Data entries:

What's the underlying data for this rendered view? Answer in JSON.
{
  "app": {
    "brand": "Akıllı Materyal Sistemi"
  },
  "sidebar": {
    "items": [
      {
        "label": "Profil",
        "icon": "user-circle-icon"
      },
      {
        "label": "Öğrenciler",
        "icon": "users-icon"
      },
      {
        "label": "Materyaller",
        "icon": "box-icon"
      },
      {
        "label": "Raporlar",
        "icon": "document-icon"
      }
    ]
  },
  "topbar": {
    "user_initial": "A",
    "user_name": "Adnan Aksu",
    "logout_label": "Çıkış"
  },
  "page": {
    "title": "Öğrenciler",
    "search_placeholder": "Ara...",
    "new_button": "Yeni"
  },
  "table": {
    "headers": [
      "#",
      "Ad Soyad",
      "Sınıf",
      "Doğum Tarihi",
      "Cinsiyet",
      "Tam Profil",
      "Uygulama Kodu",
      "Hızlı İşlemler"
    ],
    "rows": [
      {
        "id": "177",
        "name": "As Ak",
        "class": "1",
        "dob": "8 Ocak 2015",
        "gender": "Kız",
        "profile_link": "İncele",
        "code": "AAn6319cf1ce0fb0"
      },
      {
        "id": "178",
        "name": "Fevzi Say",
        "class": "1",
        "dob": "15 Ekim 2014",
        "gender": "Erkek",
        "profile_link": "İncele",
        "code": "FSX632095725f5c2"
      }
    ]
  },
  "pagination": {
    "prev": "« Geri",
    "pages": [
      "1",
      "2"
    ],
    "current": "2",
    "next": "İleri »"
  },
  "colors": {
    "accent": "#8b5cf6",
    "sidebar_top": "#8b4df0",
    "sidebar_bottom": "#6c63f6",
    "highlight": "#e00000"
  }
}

...

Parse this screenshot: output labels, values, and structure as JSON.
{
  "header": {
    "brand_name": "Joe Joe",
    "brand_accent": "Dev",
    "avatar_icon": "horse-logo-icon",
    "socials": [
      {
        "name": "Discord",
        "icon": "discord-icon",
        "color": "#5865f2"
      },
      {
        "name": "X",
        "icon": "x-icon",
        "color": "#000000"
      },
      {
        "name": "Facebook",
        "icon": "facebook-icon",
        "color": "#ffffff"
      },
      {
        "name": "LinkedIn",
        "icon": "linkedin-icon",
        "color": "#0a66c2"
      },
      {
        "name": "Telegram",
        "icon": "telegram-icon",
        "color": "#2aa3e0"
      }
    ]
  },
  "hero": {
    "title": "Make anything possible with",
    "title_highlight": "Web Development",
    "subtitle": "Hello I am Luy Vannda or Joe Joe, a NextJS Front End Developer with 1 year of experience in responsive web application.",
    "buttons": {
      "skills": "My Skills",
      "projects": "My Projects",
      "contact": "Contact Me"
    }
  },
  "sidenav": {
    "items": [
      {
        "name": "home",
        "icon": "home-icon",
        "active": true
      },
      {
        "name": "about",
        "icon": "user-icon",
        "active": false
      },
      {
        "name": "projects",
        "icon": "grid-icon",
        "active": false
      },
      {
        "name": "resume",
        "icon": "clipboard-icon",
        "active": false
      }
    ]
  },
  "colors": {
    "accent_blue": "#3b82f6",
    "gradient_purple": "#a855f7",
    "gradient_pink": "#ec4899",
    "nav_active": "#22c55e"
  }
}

...

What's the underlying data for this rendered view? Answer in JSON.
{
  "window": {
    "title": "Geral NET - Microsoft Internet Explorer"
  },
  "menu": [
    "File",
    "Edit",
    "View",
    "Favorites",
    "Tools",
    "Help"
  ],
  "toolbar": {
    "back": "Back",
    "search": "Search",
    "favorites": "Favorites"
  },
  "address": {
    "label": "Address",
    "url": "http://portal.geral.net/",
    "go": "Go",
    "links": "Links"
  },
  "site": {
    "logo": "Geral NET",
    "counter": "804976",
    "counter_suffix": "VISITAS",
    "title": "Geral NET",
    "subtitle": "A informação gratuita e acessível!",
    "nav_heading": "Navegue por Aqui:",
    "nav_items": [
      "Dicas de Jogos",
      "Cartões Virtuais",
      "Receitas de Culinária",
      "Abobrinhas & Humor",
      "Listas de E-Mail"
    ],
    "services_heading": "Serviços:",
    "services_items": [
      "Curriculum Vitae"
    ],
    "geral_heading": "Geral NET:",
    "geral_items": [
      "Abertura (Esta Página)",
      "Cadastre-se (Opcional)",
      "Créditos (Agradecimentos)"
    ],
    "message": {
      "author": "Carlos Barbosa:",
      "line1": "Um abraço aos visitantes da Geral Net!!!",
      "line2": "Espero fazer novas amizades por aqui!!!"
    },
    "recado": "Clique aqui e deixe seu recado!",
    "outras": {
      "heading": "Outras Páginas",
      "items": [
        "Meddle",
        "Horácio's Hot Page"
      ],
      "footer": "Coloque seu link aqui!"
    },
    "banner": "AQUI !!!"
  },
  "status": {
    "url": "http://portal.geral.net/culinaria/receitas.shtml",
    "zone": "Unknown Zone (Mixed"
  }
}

[EXERCISE REQUIREMENTS] Copy every line of the records above that holds the word "Öğrenciler".

[REPLY]
        "label": "Öğrenciler",
    "title": "Öğrenciler",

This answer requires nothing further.